Element position data
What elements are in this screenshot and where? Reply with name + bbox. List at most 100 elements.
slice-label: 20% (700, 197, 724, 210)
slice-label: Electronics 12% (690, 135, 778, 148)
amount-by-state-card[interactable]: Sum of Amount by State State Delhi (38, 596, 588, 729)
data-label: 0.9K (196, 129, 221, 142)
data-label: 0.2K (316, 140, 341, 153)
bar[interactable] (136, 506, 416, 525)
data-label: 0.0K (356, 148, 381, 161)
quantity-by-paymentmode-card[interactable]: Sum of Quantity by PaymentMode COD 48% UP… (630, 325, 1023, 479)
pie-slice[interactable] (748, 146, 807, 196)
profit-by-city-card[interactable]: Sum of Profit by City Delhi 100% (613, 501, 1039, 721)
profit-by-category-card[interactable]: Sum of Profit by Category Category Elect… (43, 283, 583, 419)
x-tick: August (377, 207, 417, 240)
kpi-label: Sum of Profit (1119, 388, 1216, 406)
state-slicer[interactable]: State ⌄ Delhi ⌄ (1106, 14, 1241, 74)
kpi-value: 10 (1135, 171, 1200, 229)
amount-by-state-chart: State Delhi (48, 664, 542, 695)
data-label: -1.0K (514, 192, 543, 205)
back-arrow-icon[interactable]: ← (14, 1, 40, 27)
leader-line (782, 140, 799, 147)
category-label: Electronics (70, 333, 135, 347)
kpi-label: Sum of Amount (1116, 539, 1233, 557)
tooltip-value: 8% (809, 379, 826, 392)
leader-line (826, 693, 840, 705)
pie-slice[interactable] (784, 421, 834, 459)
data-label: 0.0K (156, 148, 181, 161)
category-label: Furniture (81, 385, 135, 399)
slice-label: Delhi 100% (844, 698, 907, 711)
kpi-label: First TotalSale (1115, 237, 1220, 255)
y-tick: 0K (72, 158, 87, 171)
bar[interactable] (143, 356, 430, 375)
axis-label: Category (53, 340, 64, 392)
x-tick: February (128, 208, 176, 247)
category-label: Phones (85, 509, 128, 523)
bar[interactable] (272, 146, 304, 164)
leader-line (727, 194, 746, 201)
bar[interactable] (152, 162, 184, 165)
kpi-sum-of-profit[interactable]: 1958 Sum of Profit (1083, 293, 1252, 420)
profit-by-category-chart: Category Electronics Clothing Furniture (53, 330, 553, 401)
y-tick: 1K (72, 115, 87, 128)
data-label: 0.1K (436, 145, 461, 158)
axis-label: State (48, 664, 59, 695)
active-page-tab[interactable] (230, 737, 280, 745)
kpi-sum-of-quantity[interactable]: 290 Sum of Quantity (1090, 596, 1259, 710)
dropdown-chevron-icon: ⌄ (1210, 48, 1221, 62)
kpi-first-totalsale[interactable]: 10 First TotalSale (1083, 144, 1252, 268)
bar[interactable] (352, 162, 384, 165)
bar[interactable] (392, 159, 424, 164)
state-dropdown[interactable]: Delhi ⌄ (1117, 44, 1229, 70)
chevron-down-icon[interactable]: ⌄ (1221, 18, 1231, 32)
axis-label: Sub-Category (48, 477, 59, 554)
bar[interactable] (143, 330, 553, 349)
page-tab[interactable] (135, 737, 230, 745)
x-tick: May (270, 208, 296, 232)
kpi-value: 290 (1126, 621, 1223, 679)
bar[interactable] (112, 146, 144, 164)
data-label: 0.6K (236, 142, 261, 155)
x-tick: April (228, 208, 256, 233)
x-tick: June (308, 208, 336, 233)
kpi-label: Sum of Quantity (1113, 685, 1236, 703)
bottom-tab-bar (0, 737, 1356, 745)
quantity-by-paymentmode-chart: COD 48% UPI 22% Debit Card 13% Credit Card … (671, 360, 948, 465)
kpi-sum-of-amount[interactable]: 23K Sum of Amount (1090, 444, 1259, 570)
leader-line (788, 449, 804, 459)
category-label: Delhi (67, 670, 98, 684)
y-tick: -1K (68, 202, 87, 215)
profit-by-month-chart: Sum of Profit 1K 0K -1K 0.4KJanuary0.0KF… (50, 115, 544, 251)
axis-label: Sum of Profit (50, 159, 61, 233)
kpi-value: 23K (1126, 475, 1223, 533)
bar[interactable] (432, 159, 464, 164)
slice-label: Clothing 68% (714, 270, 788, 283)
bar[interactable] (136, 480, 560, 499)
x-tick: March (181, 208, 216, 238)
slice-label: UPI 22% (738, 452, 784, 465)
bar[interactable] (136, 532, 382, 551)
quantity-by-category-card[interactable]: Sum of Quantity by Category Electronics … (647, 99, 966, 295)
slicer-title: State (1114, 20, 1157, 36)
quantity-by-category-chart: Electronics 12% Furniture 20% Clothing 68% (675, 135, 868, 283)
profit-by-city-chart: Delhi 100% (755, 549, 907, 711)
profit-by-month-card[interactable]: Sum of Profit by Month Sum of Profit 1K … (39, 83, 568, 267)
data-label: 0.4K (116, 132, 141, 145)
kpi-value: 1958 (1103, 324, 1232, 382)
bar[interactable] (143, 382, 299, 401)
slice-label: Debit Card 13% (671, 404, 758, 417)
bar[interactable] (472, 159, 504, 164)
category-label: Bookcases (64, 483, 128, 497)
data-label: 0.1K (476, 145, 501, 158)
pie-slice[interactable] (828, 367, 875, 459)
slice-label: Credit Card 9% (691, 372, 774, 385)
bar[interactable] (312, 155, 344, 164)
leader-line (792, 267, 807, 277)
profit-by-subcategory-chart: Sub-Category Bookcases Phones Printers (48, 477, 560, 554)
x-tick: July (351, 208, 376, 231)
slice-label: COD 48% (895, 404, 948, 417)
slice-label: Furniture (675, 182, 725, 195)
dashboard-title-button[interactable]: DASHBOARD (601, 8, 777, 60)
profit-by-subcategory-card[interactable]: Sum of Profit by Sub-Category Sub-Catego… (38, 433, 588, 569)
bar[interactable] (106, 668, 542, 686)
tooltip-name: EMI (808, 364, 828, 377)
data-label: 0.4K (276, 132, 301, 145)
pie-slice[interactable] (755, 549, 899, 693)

[Problem description] Copy everything from the start of the records down to the line containing "data-label: 0.2K (316, 140, 341, 153)", both ends included, with each line reproduced verbatim.

[Exercise output]
What elements are in this screenshot and where? Reply with name + bbox. List at most 100 elements.
slice-label: 20% (700, 197, 724, 210)
slice-label: Electronics 12% (690, 135, 778, 148)
amount-by-state-card[interactable]: Sum of Amount by State State Delhi (38, 596, 588, 729)
data-label: 0.9K (196, 129, 221, 142)
data-label: 0.2K (316, 140, 341, 153)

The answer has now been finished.